> **Instruction**: Pick out each line in these entries that contains the string "name".

(Stored entries)
───

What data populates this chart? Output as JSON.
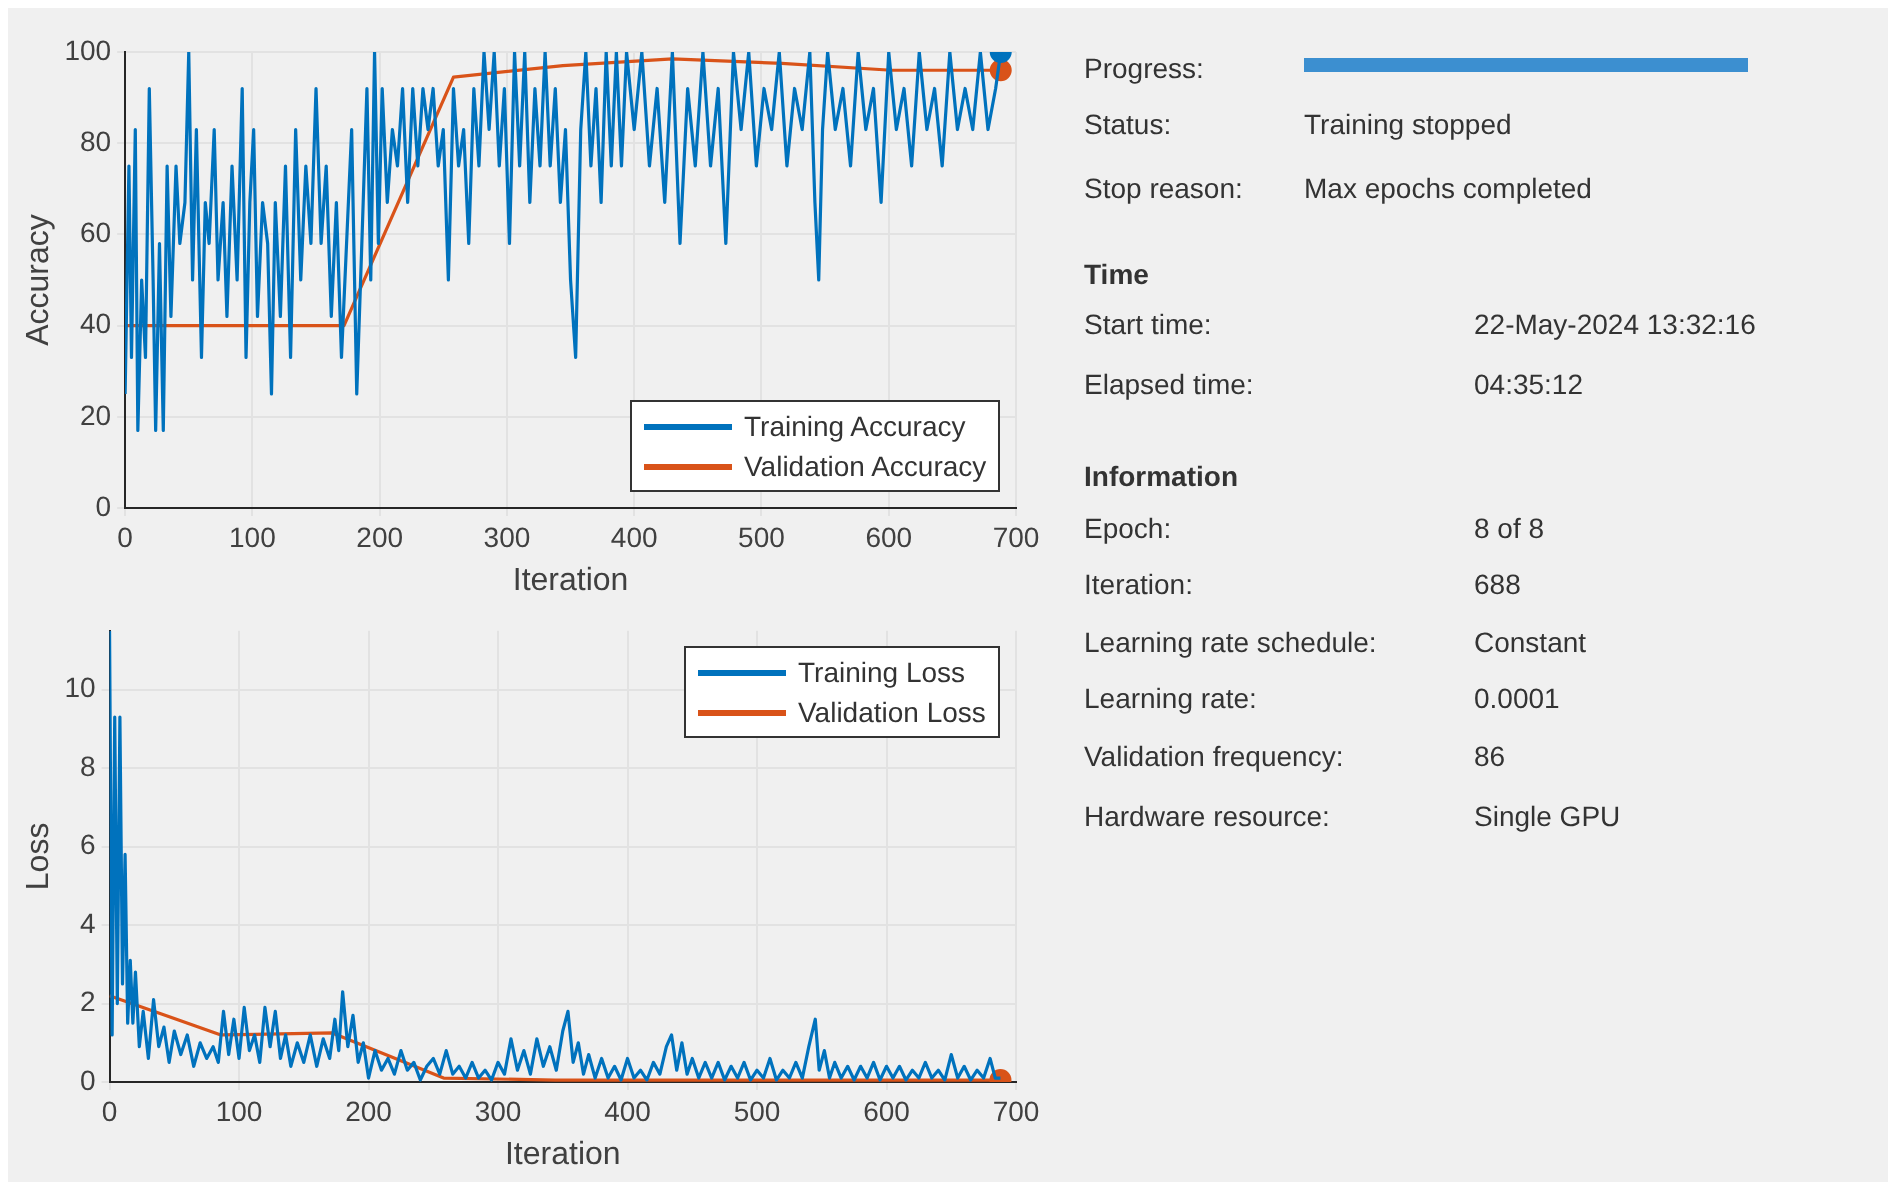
{
  "chart_data": [
    {
      "type": "line",
      "xlabel": "Iteration",
      "ylabel": "Accuracy",
      "xlim": [
        0,
        700
      ],
      "ylim": [
        0,
        100
      ],
      "xticks": [
        0,
        100,
        200,
        300,
        400,
        500,
        600,
        700
      ],
      "yticks": [
        0,
        20,
        40,
        60,
        80,
        100
      ],
      "grid": true,
      "legend": "bottom right",
      "marker": "none",
      "series": [
        {
          "name": "Training Accuracy",
          "color": "#0072bd",
          "x": [
            0,
            3,
            5,
            8,
            10,
            13,
            16,
            19,
            22,
            24,
            27,
            30,
            33,
            36,
            40,
            43,
            47,
            50,
            53,
            56,
            60,
            63,
            66,
            70,
            73,
            77,
            80,
            84,
            88,
            92,
            95,
            98,
            101,
            104,
            108,
            112,
            115,
            118,
            122,
            126,
            130,
            134,
            138,
            142,
            146,
            150,
            154,
            158,
            162,
            166,
            170,
            174,
            178,
            182,
            186,
            190,
            193,
            196,
            199,
            202,
            206,
            210,
            214,
            218,
            222,
            226,
            230,
            234,
            238,
            242,
            246,
            250,
            254,
            258,
            262,
            266,
            270,
            274,
            278,
            282,
            286,
            290,
            294,
            298,
            302,
            306,
            310,
            314,
            318,
            322,
            326,
            330,
            334,
            338,
            342,
            346,
            350,
            354,
            358,
            362,
            366,
            370,
            374,
            378,
            382,
            386,
            390,
            394,
            400,
            406,
            412,
            418,
            424,
            430,
            436,
            442,
            448,
            454,
            460,
            466,
            472,
            478,
            484,
            490,
            496,
            502,
            508,
            514,
            520,
            526,
            532,
            538,
            542,
            545,
            548,
            552,
            558,
            564,
            570,
            576,
            582,
            588,
            594,
            600,
            606,
            612,
            618,
            624,
            630,
            636,
            642,
            648,
            654,
            660,
            666,
            672,
            678,
            684,
            688
          ],
          "values": [
            25,
            75,
            33,
            83,
            17,
            50,
            33,
            92,
            50,
            17,
            58,
            17,
            75,
            42,
            75,
            58,
            67,
            100,
            50,
            83,
            33,
            67,
            58,
            83,
            50,
            67,
            42,
            75,
            50,
            92,
            33,
            67,
            83,
            42,
            67,
            58,
            25,
            67,
            42,
            75,
            33,
            83,
            50,
            75,
            58,
            92,
            58,
            75,
            42,
            67,
            33,
            58,
            83,
            25,
            58,
            92,
            50,
            100,
            58,
            92,
            67,
            83,
            75,
            92,
            67,
            92,
            75,
            92,
            83,
            92,
            75,
            83,
            50,
            92,
            75,
            83,
            58,
            92,
            75,
            100,
            83,
            100,
            75,
            92,
            58,
            100,
            75,
            100,
            67,
            92,
            75,
            100,
            75,
            92,
            67,
            83,
            50,
            33,
            83,
            100,
            75,
            92,
            67,
            100,
            75,
            100,
            75,
            100,
            83,
            100,
            75,
            92,
            67,
            100,
            58,
            92,
            75,
            100,
            75,
            92,
            58,
            100,
            83,
            100,
            75,
            92,
            83,
            100,
            75,
            92,
            83,
            100,
            67,
            50,
            83,
            100,
            83,
            92,
            75,
            100,
            83,
            92,
            67,
            100,
            83,
            92,
            75,
            100,
            83,
            92,
            75,
            100,
            83,
            92,
            83,
            100,
            83,
            92,
            100
          ]
        },
        {
          "name": "Validation Accuracy",
          "color": "#d95319",
          "x": [
            0,
            86,
            172,
            258,
            344,
            430,
            516,
            602,
            688
          ],
          "values": [
            40,
            40,
            40,
            94.5,
            97,
            98.5,
            97.5,
            96,
            96
          ]
        },
        {
          "type": "scatter",
          "marker": "circle",
          "color": "#0072bd",
          "x": [
            688
          ],
          "values": [
            100
          ]
        },
        {
          "type": "scatter",
          "marker": "circle",
          "color": "#d95319",
          "x": [
            688
          ],
          "values": [
            96
          ]
        }
      ]
    },
    {
      "type": "line",
      "xlabel": "Iteration",
      "ylabel": "Loss",
      "xlim": [
        0,
        700
      ],
      "ylim": [
        0,
        11.5
      ],
      "xticks": [
        0,
        100,
        200,
        300,
        400,
        500,
        600,
        700
      ],
      "yticks": [
        0,
        2,
        4,
        6,
        8,
        10
      ],
      "grid": true,
      "legend": "top right",
      "marker": "none",
      "series": [
        {
          "name": "Training Loss",
          "color": "#0072bd",
          "x": [
            0,
            2,
            4,
            6,
            8,
            10,
            12,
            14,
            16,
            18,
            20,
            23,
            26,
            30,
            34,
            38,
            42,
            46,
            50,
            55,
            60,
            65,
            70,
            75,
            80,
            84,
            88,
            92,
            96,
            100,
            104,
            108,
            112,
            116,
            120,
            124,
            128,
            132,
            136,
            140,
            145,
            150,
            155,
            160,
            165,
            170,
            174,
            177,
            180,
            184,
            188,
            192,
            196,
            200,
            205,
            210,
            215,
            220,
            225,
            230,
            235,
            240,
            245,
            250,
            255,
            260,
            265,
            270,
            275,
            280,
            285,
            290,
            295,
            300,
            305,
            310,
            315,
            320,
            325,
            330,
            335,
            340,
            345,
            350,
            354,
            358,
            362,
            366,
            370,
            375,
            380,
            385,
            390,
            395,
            400,
            405,
            410,
            415,
            420,
            425,
            430,
            434,
            438,
            442,
            446,
            450,
            455,
            460,
            465,
            470,
            475,
            480,
            485,
            490,
            495,
            500,
            505,
            510,
            515,
            520,
            525,
            530,
            535,
            540,
            545,
            548,
            552,
            556,
            560,
            565,
            570,
            575,
            580,
            585,
            590,
            595,
            600,
            605,
            610,
            615,
            620,
            625,
            630,
            635,
            640,
            645,
            650,
            655,
            660,
            665,
            670,
            675,
            680,
            684,
            688
          ],
          "values": [
            11.5,
            1.2,
            9.3,
            2,
            9.3,
            2.5,
            5.8,
            1.5,
            3.1,
            1.5,
            2.8,
            0.9,
            1.8,
            0.6,
            2.1,
            0.9,
            1.4,
            0.5,
            1.3,
            0.7,
            1.2,
            0.4,
            1,
            0.6,
            0.9,
            0.5,
            1.8,
            0.7,
            1.6,
            0.6,
            1.9,
            0.8,
            1.2,
            0.5,
            1.9,
            0.9,
            1.8,
            0.6,
            1.2,
            0.4,
            1,
            0.5,
            1.2,
            0.4,
            1.1,
            0.6,
            1.6,
            0.8,
            2.3,
            0.9,
            1.7,
            0.5,
            1,
            0.1,
            0.8,
            0.3,
            0.6,
            0.2,
            0.8,
            0.3,
            0.5,
            0.05,
            0.4,
            0.6,
            0.2,
            0.8,
            0.2,
            0.4,
            0.1,
            0.5,
            0.1,
            0.3,
            0.05,
            0.5,
            0.2,
            1.1,
            0.3,
            0.8,
            0.2,
            1.1,
            0.4,
            0.9,
            0.3,
            1.3,
            1.8,
            0.5,
            1,
            0.2,
            0.7,
            0.1,
            0.6,
            0.1,
            0.4,
            0.05,
            0.6,
            0.1,
            0.3,
            0.05,
            0.5,
            0.2,
            0.9,
            1.2,
            0.3,
            1,
            0.2,
            0.6,
            0.1,
            0.5,
            0.1,
            0.5,
            0.05,
            0.4,
            0.1,
            0.5,
            0.05,
            0.3,
            0.1,
            0.6,
            0.05,
            0.3,
            0.1,
            0.5,
            0.1,
            0.9,
            1.6,
            0.3,
            0.8,
            0.1,
            0.5,
            0.1,
            0.4,
            0.05,
            0.4,
            0.1,
            0.5,
            0.05,
            0.4,
            0.1,
            0.4,
            0.05,
            0.3,
            0.1,
            0.5,
            0.1,
            0.3,
            0.05,
            0.7,
            0.1,
            0.4,
            0.05,
            0.3,
            0.1,
            0.6,
            0.1,
            0.1
          ]
        },
        {
          "name": "Validation Loss",
          "color": "#d95319",
          "x": [
            0,
            86,
            172,
            258,
            344,
            430,
            516,
            602,
            688
          ],
          "values": [
            2.2,
            1.2,
            1.25,
            0.1,
            0.05,
            0.05,
            0.05,
            0.05,
            0.05
          ]
        },
        {
          "type": "scatter",
          "marker": "circle",
          "color": "#d95319",
          "x": [
            688
          ],
          "values": [
            0.05
          ]
        }
      ]
    },
    {
      "type": "other",
      "annotations": [
        "Progress:",
        "Status:",
        "Training stopped",
        "Stop reason:",
        "Max epochs completed",
        "Time",
        "Start time:",
        "22-May-2024 13:32:16",
        "Elapsed time:",
        "04:35:12",
        "Information",
        "Epoch:",
        "8 of 8",
        "Iteration:",
        "688",
        "Learning rate schedule:",
        "Constant",
        "Learning rate:",
        "0.0001",
        "Validation frequency:",
        "86",
        "Hardware resource:",
        "Single GPU"
      ]
    }
  ]
}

───

> **Response to the task**:
          "name": "Training Accuracy",
          "name": "Validation Accuracy",
          "name": "Training Loss",
          "name": "Validation Loss",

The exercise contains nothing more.